Provided information:
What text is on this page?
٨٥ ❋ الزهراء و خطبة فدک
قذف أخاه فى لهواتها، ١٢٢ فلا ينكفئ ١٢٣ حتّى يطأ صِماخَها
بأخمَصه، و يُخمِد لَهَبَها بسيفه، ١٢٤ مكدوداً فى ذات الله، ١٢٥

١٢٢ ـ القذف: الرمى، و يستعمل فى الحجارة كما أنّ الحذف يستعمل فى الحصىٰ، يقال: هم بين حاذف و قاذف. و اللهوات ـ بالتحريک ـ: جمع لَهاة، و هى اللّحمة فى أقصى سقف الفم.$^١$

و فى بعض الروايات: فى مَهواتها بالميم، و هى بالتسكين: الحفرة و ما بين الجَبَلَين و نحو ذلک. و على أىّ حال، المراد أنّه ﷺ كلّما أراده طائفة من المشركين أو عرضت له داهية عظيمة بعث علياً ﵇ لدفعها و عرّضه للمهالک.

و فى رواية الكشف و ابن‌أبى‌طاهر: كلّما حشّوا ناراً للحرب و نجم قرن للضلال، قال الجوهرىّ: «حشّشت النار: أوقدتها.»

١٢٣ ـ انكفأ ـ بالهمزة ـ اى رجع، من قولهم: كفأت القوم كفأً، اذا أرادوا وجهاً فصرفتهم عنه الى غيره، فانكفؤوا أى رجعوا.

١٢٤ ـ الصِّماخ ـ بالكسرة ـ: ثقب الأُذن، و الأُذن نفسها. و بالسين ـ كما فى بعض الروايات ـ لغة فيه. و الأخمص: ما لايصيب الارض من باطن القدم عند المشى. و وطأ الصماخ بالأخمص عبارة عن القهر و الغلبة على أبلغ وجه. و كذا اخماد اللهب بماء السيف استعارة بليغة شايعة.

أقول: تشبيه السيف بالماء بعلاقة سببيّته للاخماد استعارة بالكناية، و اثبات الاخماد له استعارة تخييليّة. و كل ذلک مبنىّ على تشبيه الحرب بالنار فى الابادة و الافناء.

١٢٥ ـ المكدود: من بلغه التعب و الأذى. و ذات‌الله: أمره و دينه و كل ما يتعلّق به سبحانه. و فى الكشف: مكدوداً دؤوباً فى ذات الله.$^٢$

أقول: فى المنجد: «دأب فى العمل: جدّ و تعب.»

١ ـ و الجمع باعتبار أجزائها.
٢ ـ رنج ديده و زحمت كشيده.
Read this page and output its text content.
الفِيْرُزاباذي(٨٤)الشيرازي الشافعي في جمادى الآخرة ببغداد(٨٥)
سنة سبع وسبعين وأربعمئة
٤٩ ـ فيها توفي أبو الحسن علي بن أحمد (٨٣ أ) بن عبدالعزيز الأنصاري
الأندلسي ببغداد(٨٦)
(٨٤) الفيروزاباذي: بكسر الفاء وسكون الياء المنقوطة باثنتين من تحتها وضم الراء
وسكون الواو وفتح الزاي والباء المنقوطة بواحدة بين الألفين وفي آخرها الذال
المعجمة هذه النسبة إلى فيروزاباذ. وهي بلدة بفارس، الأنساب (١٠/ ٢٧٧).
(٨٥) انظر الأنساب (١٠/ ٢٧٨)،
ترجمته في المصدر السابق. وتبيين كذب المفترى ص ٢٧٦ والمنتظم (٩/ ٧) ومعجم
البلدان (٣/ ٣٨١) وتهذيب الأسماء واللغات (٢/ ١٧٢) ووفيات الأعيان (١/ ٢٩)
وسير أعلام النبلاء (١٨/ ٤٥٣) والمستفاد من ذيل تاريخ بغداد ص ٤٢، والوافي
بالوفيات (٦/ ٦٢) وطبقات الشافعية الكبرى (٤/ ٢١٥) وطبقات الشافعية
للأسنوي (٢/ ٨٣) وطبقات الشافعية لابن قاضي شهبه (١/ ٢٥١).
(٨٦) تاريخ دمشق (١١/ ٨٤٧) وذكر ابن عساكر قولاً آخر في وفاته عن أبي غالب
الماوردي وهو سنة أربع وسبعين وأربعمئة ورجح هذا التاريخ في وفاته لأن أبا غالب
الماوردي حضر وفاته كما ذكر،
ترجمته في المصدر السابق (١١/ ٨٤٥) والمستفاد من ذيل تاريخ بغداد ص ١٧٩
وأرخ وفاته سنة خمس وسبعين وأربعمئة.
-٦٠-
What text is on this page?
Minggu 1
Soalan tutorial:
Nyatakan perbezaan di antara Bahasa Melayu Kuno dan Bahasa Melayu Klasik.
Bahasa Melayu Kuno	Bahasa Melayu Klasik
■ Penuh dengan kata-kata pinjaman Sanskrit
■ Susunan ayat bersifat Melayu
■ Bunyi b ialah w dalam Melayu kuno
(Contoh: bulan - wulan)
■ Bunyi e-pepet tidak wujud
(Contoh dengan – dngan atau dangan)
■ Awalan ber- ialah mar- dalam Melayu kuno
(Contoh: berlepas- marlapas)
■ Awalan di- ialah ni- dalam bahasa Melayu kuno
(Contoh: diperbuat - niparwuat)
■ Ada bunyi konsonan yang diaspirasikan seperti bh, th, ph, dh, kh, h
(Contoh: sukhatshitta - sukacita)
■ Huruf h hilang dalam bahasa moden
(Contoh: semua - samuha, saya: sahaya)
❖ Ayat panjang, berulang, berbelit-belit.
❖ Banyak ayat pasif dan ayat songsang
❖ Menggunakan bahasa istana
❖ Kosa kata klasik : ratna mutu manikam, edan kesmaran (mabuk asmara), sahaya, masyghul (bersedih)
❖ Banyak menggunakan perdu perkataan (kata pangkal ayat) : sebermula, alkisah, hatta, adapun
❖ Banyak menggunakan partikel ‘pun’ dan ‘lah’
---
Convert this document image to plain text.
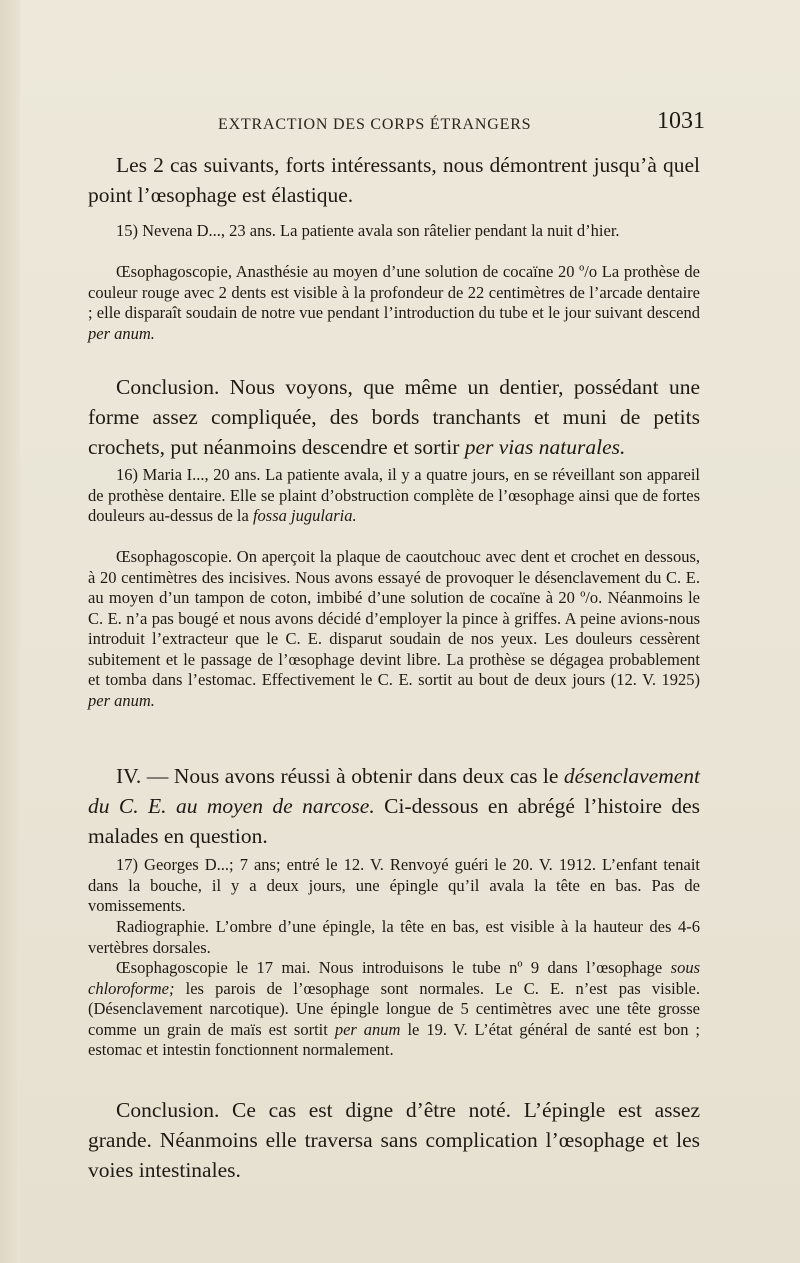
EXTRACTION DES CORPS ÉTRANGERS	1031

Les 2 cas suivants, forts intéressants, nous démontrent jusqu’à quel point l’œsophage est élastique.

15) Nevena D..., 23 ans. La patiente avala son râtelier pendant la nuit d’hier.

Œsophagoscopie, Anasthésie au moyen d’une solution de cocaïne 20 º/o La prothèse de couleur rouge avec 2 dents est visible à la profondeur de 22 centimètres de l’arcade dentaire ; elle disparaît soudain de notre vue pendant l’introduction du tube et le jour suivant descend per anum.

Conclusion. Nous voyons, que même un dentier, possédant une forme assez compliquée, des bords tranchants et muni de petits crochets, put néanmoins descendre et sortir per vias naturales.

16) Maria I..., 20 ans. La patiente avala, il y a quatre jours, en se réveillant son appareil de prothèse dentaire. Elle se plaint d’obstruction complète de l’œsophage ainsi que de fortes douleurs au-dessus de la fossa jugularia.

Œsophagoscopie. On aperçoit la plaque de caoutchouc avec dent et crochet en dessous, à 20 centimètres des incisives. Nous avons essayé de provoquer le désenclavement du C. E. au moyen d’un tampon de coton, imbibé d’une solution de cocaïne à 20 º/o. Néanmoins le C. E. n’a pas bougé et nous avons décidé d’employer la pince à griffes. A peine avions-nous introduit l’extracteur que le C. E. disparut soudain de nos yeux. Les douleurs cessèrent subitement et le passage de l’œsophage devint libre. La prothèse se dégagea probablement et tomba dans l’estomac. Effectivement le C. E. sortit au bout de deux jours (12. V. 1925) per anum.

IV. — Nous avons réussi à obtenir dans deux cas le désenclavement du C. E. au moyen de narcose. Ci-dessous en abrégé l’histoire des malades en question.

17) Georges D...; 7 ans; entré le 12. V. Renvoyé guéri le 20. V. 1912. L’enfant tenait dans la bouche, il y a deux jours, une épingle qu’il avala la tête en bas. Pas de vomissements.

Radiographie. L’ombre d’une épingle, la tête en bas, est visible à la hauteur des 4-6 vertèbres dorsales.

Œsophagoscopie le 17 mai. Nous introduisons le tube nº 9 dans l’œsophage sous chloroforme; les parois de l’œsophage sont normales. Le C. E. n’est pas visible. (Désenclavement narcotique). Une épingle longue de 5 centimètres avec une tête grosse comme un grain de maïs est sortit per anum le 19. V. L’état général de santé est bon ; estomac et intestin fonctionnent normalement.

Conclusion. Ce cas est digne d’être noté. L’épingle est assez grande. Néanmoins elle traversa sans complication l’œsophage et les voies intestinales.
==
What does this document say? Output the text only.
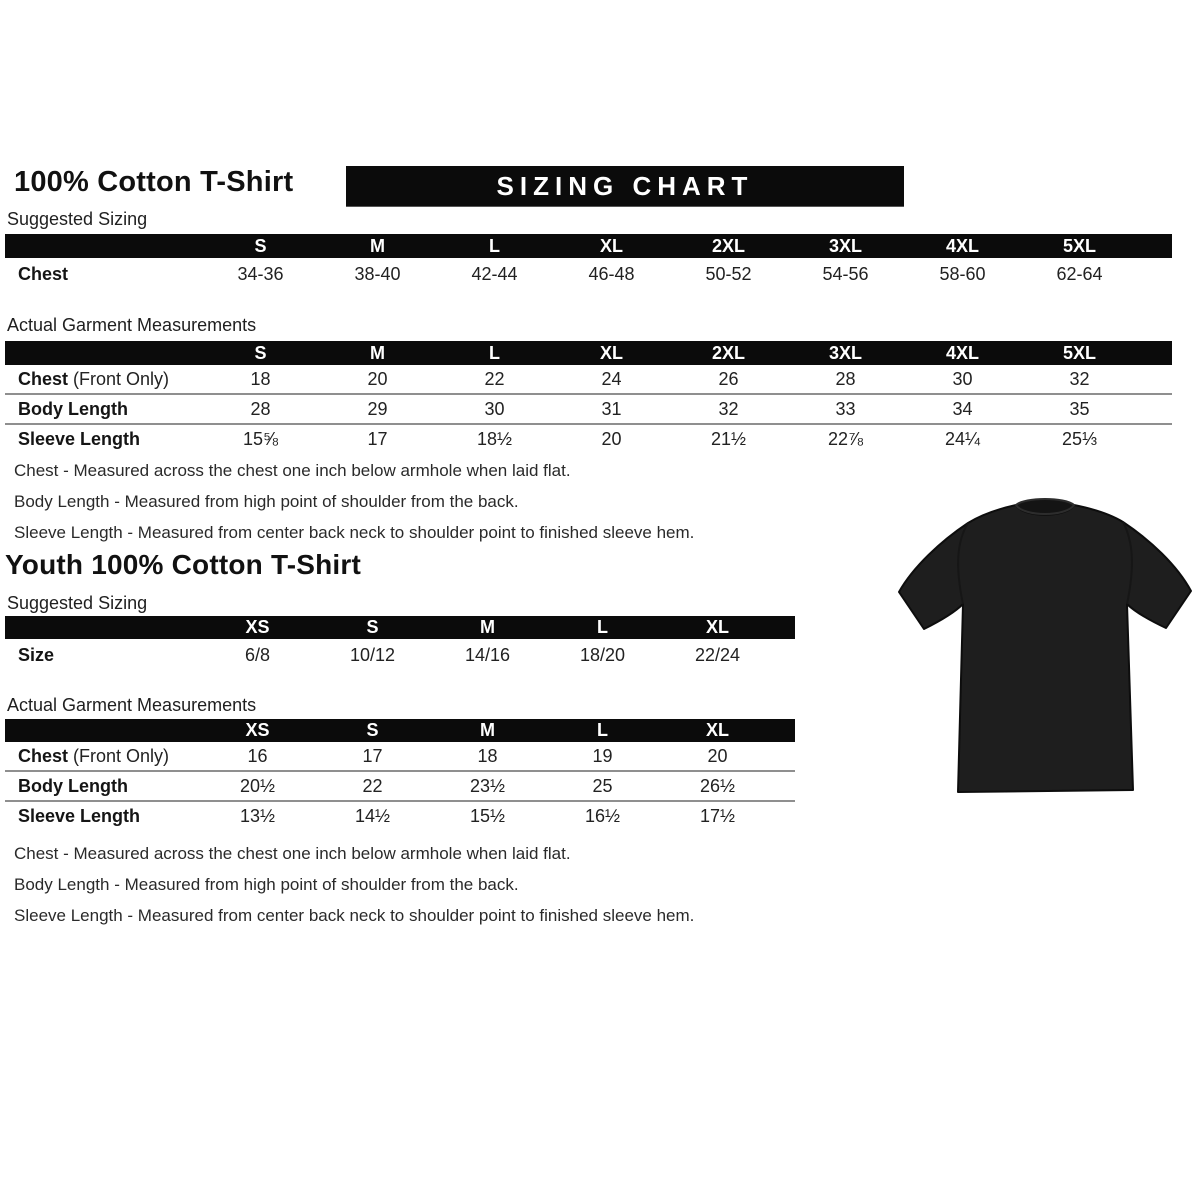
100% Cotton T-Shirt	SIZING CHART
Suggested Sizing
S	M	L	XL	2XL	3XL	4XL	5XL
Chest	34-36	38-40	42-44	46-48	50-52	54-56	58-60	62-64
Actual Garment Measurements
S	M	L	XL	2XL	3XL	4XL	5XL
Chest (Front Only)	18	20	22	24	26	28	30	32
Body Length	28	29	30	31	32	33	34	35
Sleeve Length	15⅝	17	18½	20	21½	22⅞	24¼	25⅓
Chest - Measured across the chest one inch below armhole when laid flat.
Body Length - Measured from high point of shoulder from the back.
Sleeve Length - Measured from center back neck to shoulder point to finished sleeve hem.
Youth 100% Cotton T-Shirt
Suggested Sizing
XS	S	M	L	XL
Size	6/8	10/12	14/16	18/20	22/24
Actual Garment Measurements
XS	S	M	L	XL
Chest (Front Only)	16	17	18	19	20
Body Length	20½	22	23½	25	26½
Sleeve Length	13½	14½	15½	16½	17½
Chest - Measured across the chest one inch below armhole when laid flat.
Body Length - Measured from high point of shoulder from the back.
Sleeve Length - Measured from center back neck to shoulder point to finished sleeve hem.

Problem details:
Report how many lines in the data include the word "وسكون", and give nothing but the count.

Response for this exercise:
2